• STATED TASK
Lines containing the word "Performance" are to be located and copied.

• GIVEN RECORDS
○ ○ ○

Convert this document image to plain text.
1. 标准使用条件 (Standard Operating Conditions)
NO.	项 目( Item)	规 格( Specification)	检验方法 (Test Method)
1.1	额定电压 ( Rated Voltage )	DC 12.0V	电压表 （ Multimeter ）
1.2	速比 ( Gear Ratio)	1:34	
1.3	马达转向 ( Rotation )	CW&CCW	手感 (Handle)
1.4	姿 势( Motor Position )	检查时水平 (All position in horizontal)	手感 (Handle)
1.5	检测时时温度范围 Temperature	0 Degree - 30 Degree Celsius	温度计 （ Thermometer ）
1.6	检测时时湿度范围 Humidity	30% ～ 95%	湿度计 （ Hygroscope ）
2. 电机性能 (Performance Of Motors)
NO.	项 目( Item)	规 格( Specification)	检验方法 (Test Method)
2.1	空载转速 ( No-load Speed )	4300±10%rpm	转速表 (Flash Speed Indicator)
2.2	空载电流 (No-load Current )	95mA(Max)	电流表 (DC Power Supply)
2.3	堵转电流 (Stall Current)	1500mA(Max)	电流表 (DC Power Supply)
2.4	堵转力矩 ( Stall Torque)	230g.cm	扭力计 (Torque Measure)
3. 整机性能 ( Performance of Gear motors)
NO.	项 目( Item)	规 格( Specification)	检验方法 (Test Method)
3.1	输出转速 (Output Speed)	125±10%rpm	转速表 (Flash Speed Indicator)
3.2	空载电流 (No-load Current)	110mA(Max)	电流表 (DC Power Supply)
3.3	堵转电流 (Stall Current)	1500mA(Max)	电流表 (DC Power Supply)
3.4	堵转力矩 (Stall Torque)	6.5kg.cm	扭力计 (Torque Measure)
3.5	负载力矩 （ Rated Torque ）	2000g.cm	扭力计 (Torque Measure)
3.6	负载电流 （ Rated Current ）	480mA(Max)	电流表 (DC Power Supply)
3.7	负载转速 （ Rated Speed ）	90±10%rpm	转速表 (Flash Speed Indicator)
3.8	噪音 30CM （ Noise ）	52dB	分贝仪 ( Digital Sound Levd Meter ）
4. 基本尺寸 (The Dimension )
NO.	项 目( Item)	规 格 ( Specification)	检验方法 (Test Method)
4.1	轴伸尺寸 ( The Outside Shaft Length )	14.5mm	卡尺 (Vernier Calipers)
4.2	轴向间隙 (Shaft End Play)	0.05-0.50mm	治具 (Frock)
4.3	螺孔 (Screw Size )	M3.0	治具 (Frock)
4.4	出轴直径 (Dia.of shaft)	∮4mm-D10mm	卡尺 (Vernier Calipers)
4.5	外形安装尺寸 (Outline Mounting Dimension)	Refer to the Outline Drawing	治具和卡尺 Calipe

○ ○ ○

• THE REPLY
2. 电机性能 (Performance Of Motors)
3. 整机性能 ( Performance of Gear motors)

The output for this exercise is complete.